RECORDS:
------------------------------
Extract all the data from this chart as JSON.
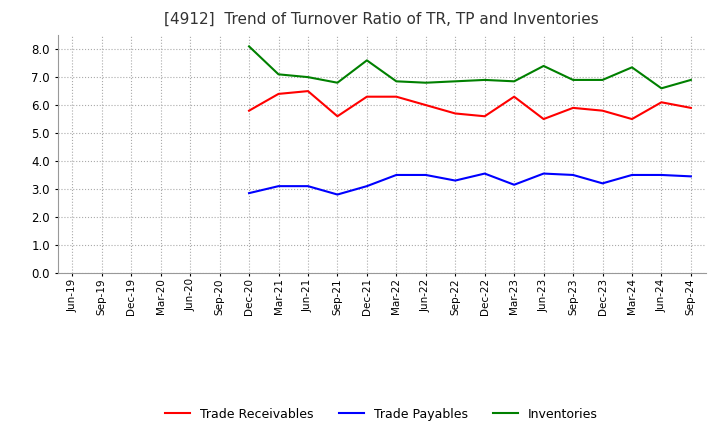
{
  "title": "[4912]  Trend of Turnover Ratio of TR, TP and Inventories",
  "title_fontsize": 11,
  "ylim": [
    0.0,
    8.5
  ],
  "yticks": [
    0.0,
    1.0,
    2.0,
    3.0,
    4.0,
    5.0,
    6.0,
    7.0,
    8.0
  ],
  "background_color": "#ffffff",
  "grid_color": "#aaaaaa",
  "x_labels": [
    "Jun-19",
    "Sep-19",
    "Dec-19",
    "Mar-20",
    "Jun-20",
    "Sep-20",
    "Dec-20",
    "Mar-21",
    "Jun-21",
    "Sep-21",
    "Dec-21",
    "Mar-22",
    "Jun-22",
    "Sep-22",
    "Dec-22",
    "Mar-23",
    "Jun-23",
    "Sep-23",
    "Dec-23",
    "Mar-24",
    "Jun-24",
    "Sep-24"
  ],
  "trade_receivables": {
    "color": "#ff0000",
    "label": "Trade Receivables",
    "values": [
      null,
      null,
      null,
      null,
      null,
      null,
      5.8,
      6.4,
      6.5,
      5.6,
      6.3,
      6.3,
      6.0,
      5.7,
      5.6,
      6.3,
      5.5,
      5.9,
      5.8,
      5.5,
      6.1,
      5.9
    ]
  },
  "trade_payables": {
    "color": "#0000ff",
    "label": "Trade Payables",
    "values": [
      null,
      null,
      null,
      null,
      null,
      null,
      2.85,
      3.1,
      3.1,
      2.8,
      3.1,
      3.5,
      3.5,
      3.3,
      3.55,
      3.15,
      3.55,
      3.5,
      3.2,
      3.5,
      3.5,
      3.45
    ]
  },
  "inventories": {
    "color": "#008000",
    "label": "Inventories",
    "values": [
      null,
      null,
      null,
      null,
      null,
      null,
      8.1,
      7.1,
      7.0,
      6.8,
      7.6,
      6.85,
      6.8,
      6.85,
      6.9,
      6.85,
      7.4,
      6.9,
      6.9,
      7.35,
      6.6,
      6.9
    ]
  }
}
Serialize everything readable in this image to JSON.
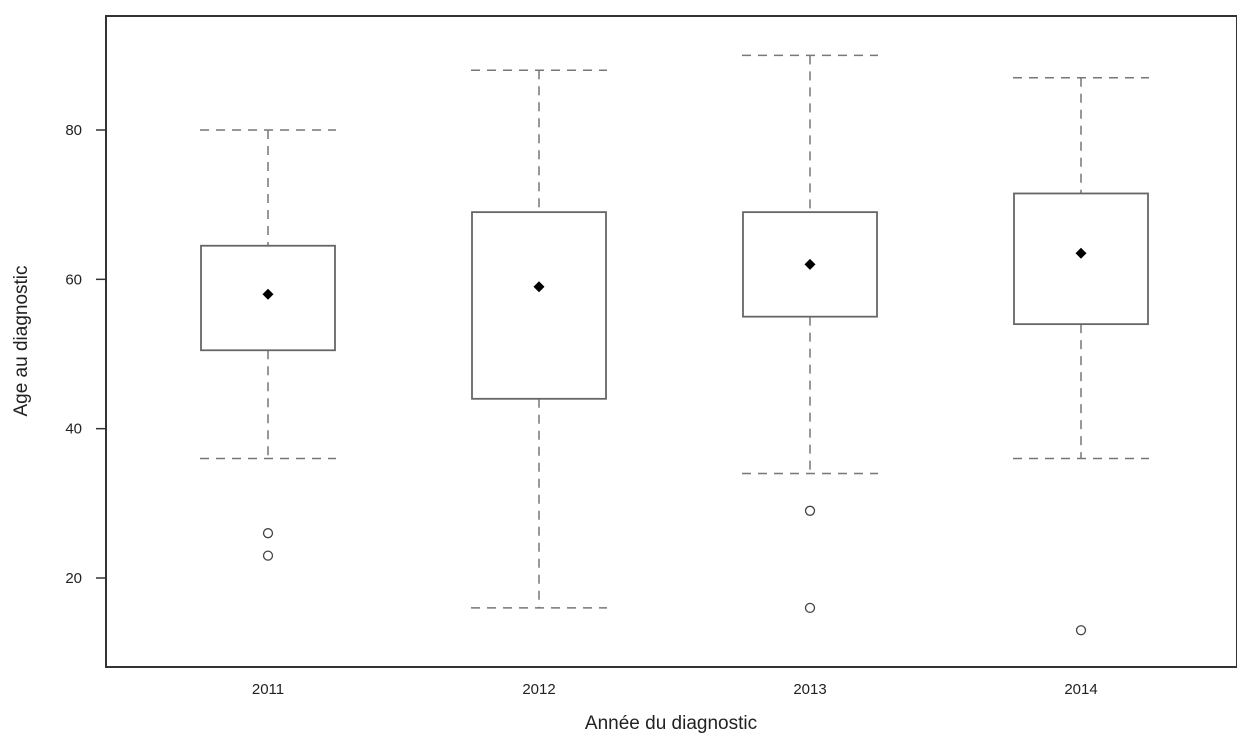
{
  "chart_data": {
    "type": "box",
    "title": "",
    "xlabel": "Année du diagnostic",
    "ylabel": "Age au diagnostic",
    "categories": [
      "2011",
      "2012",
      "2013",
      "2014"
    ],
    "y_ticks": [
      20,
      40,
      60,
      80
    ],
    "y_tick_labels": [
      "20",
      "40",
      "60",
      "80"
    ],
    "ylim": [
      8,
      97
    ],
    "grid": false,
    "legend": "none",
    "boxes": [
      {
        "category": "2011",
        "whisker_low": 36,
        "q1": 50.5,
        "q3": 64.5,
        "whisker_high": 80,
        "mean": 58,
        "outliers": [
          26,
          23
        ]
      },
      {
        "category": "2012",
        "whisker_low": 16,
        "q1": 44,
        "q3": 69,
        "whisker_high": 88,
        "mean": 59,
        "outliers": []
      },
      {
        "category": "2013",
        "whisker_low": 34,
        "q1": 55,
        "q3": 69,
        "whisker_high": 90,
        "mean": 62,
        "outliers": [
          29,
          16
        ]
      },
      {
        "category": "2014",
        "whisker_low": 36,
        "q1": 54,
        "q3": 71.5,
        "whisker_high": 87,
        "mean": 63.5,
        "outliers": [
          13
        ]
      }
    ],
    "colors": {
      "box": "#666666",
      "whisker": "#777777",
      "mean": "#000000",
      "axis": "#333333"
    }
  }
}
------------------------------
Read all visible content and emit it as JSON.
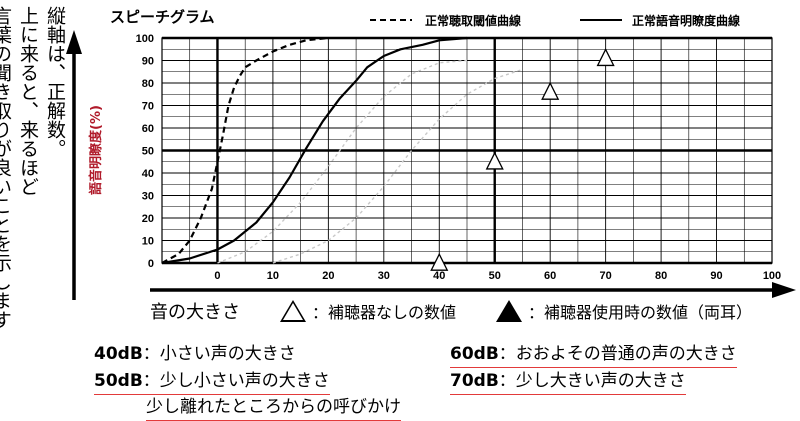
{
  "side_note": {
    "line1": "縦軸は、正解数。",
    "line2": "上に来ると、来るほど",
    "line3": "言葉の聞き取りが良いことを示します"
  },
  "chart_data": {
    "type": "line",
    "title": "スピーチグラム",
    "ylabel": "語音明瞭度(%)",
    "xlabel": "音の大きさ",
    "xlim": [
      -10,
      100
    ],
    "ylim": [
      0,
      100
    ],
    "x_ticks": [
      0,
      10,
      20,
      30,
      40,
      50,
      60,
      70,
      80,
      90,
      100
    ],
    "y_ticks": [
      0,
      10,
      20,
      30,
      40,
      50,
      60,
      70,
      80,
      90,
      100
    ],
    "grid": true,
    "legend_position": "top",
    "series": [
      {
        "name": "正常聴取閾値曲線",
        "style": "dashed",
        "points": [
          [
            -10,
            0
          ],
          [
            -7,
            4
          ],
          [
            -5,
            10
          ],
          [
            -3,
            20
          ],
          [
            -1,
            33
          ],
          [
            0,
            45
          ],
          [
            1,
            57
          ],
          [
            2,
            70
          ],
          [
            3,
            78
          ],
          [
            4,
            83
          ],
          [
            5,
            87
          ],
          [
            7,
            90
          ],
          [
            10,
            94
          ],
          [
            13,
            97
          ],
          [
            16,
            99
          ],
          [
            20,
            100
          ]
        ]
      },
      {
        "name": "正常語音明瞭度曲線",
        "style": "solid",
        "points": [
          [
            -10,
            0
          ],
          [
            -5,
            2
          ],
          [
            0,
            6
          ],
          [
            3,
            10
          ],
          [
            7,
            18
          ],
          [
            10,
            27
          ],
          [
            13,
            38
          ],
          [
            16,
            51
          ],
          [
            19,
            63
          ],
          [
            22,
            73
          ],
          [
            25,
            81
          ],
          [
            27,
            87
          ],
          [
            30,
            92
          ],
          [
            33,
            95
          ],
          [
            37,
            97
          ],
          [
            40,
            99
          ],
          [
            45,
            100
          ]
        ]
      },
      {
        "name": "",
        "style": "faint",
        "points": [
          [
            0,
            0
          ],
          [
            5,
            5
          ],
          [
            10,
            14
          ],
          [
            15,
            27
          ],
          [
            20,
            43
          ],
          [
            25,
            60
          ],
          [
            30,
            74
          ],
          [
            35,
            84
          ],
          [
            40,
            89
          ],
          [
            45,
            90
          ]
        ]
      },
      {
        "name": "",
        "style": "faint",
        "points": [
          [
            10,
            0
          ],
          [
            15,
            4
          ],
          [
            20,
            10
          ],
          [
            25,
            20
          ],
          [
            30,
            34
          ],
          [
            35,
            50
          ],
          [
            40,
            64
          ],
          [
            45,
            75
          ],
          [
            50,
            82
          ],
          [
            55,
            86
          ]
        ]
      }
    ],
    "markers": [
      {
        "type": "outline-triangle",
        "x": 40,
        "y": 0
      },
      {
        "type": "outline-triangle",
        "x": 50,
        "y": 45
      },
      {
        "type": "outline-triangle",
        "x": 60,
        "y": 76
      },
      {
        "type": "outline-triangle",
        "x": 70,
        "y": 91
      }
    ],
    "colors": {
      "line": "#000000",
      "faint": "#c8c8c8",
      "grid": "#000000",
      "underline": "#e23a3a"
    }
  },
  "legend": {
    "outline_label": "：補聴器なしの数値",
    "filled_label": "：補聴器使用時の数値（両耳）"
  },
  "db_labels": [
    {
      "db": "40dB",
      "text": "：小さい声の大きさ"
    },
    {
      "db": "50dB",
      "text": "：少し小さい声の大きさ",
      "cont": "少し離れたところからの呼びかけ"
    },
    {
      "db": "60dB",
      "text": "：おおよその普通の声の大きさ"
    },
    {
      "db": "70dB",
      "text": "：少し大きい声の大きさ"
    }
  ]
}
------------------------------
Return every line from the records above that holds the word "mean".

SOLUTION TO THIS PROBLEM:
        "mean": 58,
        "mean": 59,
        "mean": 62,
        "mean": 63.5,
      "mean": "#000000",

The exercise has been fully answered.